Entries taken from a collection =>
———

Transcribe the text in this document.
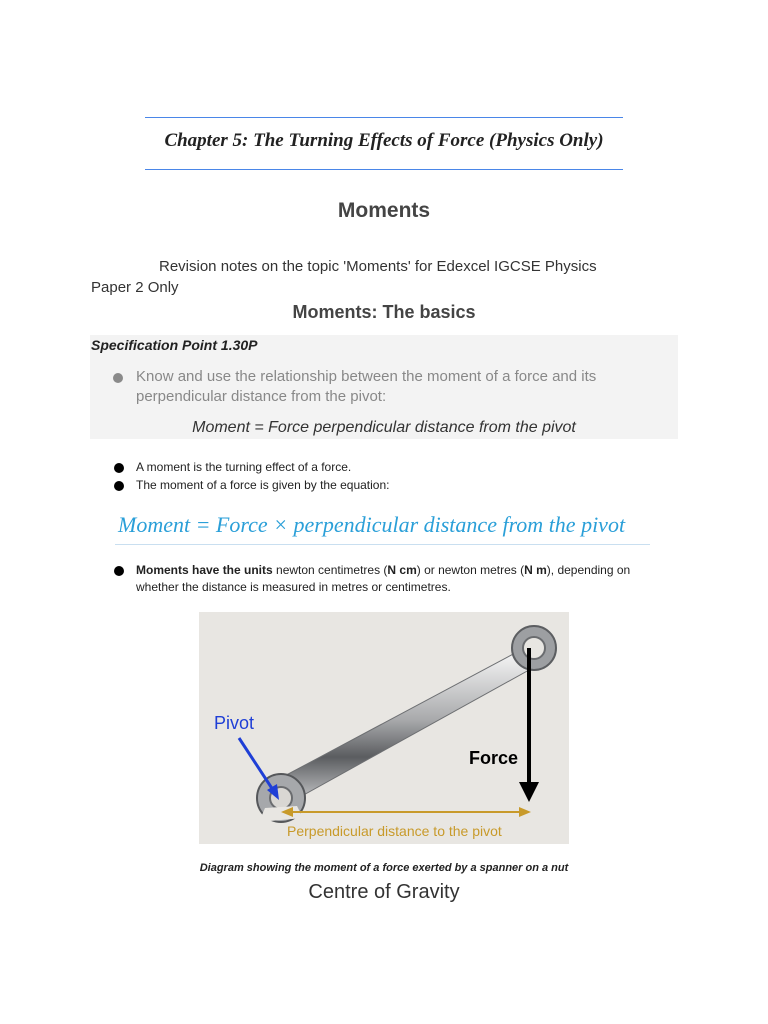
Chapter 5: The Turning Effects of Force (Physics Only)
Moments
Revision notes on the topic 'Moments' for Edexcel IGCSE Physics
Paper 2 Only
Moments: The basics
Specification Point 1.30P
Know and use the relationship between the moment of a force and its perpendicular distance from the pivot:
Moment = Force perpendicular distance from the pivot
A moment is the turning effect of a force.
The moment of a force is given by the equation:
Moment = Force × perpendicular distance from the pivot
Moments have the units newton centimetres (N cm) or newton metres (N m), depending on whether the distance is measured in metres or centimetres.
Pivot
Force
Perpendicular distance to the pivot
Diagram showing the moment of a force exerted by a spanner on a nut
Centre of Gravity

———

THE EXERCISE => Exactly as written, return every line of the listing, but not the pictures.

RESULT FOR THIS EXERCISE =>
Transcribe the text in this document.
Chapter 5: The Turning Effects of Force (Physics Only)
Moments
Revision notes on the topic 'Moments' for Edexcel IGCSE Physics
Paper 2 Only
Moments: The basics
Specification Point 1.30P
Know and use the relationship between the moment of a force and its perpendicular distance from the pivot:
Moment = Force perpendicular distance from the pivot
A moment is the turning effect of a force.
The moment of a force is given by the equation:
Moment = Force × perpendicular distance from the pivot
Moments have the units newton centimetres (N cm) or newton metres (N m), depending on whether the distance is measured in metres or centimetres.
Pivot
Force
Perpendicular distance to the pivot
Diagram showing the moment of a force exerted by a spanner on a nut
Centre of Gravity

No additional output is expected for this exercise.